PROMPT -
Select all lines with the string "Sergei" in them, and copy those lines.

Raw records:
• • • • •

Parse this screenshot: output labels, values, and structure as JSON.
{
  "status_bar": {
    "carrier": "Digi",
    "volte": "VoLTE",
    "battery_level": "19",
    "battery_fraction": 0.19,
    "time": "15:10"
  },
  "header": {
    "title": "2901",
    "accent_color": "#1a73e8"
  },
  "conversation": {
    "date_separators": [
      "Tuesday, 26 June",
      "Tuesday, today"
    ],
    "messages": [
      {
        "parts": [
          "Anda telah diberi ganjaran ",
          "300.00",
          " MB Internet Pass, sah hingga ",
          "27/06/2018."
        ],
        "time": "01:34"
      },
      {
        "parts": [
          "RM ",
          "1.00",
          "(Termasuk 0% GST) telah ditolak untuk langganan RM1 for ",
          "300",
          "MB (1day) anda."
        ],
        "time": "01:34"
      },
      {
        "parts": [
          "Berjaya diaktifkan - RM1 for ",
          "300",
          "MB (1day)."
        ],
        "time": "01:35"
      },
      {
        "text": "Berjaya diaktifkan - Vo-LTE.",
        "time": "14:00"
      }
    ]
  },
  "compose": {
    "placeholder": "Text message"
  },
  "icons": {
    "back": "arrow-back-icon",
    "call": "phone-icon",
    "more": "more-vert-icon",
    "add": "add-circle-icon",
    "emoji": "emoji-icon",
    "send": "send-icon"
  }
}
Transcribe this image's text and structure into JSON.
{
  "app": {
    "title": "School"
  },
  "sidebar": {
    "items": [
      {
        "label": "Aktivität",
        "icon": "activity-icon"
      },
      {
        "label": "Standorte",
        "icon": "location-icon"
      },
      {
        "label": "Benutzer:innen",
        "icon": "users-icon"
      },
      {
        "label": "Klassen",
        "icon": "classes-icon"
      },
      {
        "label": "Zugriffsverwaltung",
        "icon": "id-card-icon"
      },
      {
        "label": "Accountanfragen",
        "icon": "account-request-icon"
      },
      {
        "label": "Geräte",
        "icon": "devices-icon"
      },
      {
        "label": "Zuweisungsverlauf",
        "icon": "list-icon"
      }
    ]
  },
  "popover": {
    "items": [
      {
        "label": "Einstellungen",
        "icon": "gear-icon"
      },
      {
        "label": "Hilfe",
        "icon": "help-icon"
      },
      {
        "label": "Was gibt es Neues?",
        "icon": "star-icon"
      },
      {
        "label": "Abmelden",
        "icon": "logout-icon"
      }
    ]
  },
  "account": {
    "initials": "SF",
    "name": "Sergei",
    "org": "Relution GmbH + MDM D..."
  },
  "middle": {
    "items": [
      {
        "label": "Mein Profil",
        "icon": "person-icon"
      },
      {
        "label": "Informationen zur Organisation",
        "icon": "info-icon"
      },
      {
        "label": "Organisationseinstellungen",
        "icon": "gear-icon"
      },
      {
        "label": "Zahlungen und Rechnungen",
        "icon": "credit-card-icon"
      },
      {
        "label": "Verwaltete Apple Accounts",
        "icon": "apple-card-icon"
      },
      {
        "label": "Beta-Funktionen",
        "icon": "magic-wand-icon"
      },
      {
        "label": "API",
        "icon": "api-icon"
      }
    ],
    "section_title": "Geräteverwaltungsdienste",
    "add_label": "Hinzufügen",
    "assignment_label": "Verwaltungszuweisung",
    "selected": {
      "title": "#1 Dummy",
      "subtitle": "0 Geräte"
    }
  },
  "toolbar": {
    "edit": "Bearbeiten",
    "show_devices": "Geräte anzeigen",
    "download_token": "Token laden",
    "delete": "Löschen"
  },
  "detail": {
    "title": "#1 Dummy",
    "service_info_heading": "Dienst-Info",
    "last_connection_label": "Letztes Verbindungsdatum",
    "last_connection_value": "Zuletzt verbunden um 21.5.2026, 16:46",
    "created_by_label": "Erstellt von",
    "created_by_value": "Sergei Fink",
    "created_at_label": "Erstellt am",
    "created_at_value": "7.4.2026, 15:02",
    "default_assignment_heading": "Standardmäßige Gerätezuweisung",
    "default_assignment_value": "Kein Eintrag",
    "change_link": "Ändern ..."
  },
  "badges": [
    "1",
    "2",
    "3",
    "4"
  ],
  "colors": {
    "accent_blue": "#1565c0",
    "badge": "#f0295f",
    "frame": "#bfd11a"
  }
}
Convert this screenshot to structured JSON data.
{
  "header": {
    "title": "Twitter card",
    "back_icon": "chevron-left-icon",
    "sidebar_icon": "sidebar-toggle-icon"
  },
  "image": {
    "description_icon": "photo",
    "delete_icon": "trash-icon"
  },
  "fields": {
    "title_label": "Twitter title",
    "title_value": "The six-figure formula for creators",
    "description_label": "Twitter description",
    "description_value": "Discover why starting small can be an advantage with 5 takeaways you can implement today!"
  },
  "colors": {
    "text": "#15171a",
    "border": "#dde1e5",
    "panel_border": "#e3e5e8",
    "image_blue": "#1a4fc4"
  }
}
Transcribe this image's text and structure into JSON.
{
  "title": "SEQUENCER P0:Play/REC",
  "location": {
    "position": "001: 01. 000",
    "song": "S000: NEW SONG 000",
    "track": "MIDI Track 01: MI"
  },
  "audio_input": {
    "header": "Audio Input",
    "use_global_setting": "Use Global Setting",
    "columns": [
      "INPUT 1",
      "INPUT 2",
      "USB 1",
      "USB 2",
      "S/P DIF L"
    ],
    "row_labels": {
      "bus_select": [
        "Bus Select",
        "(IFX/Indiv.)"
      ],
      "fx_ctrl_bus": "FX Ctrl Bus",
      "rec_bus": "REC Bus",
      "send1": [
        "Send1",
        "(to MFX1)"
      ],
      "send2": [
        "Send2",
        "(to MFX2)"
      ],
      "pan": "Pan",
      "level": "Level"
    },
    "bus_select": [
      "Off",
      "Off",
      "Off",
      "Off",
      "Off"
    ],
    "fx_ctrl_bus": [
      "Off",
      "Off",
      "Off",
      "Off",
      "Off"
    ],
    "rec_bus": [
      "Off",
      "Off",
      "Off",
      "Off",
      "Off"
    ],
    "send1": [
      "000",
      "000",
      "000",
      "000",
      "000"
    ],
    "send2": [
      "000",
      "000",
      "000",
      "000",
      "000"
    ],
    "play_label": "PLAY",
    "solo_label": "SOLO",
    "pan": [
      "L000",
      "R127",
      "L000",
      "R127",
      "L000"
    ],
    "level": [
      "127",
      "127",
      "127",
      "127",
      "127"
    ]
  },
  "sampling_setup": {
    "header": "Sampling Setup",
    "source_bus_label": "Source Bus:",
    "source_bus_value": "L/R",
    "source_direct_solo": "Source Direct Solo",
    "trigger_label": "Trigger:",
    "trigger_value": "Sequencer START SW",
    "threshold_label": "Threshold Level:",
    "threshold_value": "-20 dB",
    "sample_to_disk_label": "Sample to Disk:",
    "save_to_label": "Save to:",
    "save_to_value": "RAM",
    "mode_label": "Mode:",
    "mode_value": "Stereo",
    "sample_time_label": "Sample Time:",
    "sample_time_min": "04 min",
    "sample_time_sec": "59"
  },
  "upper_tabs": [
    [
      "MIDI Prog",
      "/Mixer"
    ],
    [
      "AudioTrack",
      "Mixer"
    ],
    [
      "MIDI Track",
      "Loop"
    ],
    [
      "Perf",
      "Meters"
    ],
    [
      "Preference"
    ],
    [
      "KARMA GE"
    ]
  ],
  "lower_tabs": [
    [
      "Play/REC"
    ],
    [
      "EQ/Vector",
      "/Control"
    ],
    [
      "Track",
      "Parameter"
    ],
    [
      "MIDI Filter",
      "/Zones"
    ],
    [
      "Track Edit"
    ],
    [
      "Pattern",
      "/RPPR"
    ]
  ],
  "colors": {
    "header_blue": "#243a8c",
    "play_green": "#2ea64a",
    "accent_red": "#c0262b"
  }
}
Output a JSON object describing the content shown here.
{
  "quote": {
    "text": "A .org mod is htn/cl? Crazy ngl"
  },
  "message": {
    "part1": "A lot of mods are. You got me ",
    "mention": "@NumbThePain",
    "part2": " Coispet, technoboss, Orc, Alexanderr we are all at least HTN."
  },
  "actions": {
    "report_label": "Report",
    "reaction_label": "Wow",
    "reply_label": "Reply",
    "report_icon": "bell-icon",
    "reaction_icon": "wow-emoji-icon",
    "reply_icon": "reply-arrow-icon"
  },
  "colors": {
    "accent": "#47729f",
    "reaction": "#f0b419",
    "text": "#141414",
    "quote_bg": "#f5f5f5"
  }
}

• • • • •

EXERCISE RESULT -
    "name": "Sergei",
    "created_by_value": "Sergei Fink",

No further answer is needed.